Omit the pictures from the entries below and retype everything else exactly.

#### SUPPLIED INFORMATION ####

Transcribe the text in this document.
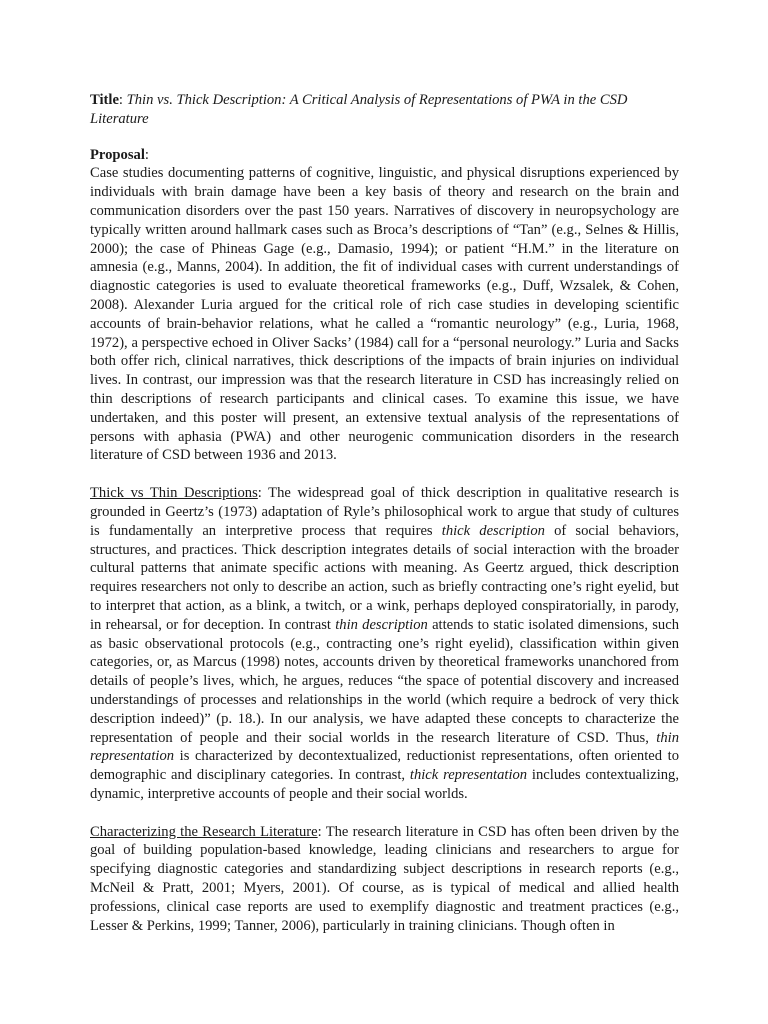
Title: Thin vs. Thick Description: A Critical Analysis of Representations of PWA in the CSD Literature

Proposal:

Case studies documenting patterns of cognitive, linguistic, and physical disruptions experienced by individuals with brain damage have been a key basis of theory and research on the brain and communication disorders over the past 150 years. Narratives of discovery in neuropsychology are typically written around hallmark cases such as Broca’s descriptions of “Tan” (e.g., Selnes & Hillis, 2000); the case of Phineas Gage (e.g., Damasio, 1994); or patient “H.M.” in the literature on amnesia (e.g., Manns, 2004). In addition, the fit of individual cases with current understandings of diagnostic categories is used to evaluate theoretical frameworks (e.g., Duff, Wzsalek, & Cohen, 2008). Alexander Luria argued for the critical role of rich case studies in developing scientific accounts of brain-behavior relations, what he called a “romantic neurology” (e.g., Luria, 1968, 1972), a perspective echoed in Oliver Sacks’ (1984) call for a “personal neurology.” Luria and Sacks both offer rich, clinical narratives, thick descriptions of the impacts of brain injuries on individual lives. In contrast, our impression was that the research literature in CSD has increasingly relied on thin descriptions of research participants and clinical cases. To examine this issue, we have undertaken, and this poster will present, an extensive textual analysis of the representations of persons with aphasia (PWA) and other neurogenic communication disorders in the research literature of CSD between 1936 and 2013.

Thick vs Thin Descriptions: The widespread goal of thick description in qualitative research is grounded in Geertz’s (1973) adaptation of Ryle’s philosophical work to argue that study of cultures is fundamentally an interpretive process that requires thick description of social behaviors, structures, and practices. Thick description integrates details of social interaction with the broader cultural patterns that animate specific actions with meaning. As Geertz argued, thick description requires researchers not only to describe an action, such as briefly contracting one’s right eyelid, but to interpret that action, as a blink, a twitch, or a wink, perhaps deployed conspiratorially, in parody, in rehearsal, or for deception. In contrast thin description attends to static isolated dimensions, such as basic observational protocols (e.g., contracting one’s right eyelid), classification within given categories, or, as Marcus (1998) notes, accounts driven by theoretical frameworks unanchored from details of people’s lives, which, he argues, reduces “the space of potential discovery and increased understandings of processes and relationships in the world (which require a bedrock of very thick description indeed)” (p. 18.). In our analysis, we have adapted these concepts to characterize the representation of people and their social worlds in the research literature of CSD. Thus, thin representation is characterized by decontextualized, reductionist representations, often oriented to demographic and disciplinary categories. In contrast, thick representation includes contextualizing, dynamic, interpretive accounts of people and their social worlds.

Characterizing the Research Literature: The research literature in CSD has often been driven by the goal of building population-based knowledge, leading clinicians and researchers to argue for specifying diagnostic categories and standardizing subject descriptions in research reports (e.g., McNeil & Pratt, 2001; Myers, 2001). Of course, as is typical of medical and allied health professions, clinical case reports are used to exemplify diagnostic and treatment practices (e.g., Lesser & Perkins, 1999; Tanner, 2006), particularly in training clinicians. Though often in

####

# [EXERCISE ANSWER]
Transcribe the text in this document.
Title: Thin vs. Thick Description: A Critical Analysis of Representations of PWA in the CSD Literature

Proposal:

Case studies documenting patterns of cognitive, linguistic, and physical disruptions experienced by individuals with brain damage have been a key basis of theory and research on the brain and communication disorders over the past 150 years. Narratives of discovery in neuropsychology are typically written around hallmark cases such as Broca’s descriptions of “Tan” (e.g., Selnes & Hillis, 2000); the case of Phineas Gage (e.g., Damasio, 1994); or patient “H.M.” in the literature on amnesia (e.g., Manns, 2004). In addition, the fit of individual cases with current understandings of diagnostic categories is used to evaluate theoretical frameworks (e.g., Duff, Wzsalek, & Cohen, 2008). Alexander Luria argued for the critical role of rich case studies in developing scientific accounts of brain-behavior relations, what he called a “romantic neurology” (e.g., Luria, 1968, 1972), a perspective echoed in Oliver Sacks’ (1984) call for a “personal neurology.” Luria and Sacks both offer rich, clinical narratives, thick descriptions of the impacts of brain injuries on individual lives. In contrast, our impression was that the research literature in CSD has increasingly relied on thin descriptions of research participants and clinical cases. To examine this issue, we have undertaken, and this poster will present, an extensive textual analysis of the representations of persons with aphasia (PWA) and other neurogenic communication disorders in the research literature of CSD between 1936 and 2013.

Thick vs Thin Descriptions: The widespread goal of thick description in qualitative research is grounded in Geertz’s (1973) adaptation of Ryle’s philosophical work to argue that study of cultures is fundamentally an interpretive process that requires thick description of social behaviors, structures, and practices. Thick description integrates details of social interaction with the broader cultural patterns that animate specific actions with meaning. As Geertz argued, thick description requires researchers not only to describe an action, such as briefly contracting one’s right eyelid, but to interpret that action, as a blink, a twitch, or a wink, perhaps deployed conspiratorially, in parody, in rehearsal, or for deception. In contrast thin description attends to static isolated dimensions, such as basic observational protocols (e.g., contracting one’s right eyelid), classification within given categories, or, as Marcus (1998) notes, accounts driven by theoretical frameworks unanchored from details of people’s lives, which, he argues, reduces “the space of potential discovery and increased understandings of processes and relationships in the world (which require a bedrock of very thick description indeed)” (p. 18.). In our analysis, we have adapted these concepts to characterize the representation of people and their social worlds in the research literature of CSD. Thus, thin representation is characterized by decontextualized, reductionist representations, often oriented to demographic and disciplinary categories. In contrast, thick representation includes contextualizing, dynamic, interpretive accounts of people and their social worlds.

Characterizing the Research Literature: The research literature in CSD has often been driven by the goal of building population-based knowledge, leading clinicians and researchers to argue for specifying diagnostic categories and standardizing subject descriptions in research reports (e.g., McNeil & Pratt, 2001; Myers, 2001). Of course, as is typical of medical and allied health professions, clinical case reports are used to exemplify diagnostic and treatment practices (e.g., Lesser & Perkins, 1999; Tanner, 2006), particularly in training clinicians. Though often in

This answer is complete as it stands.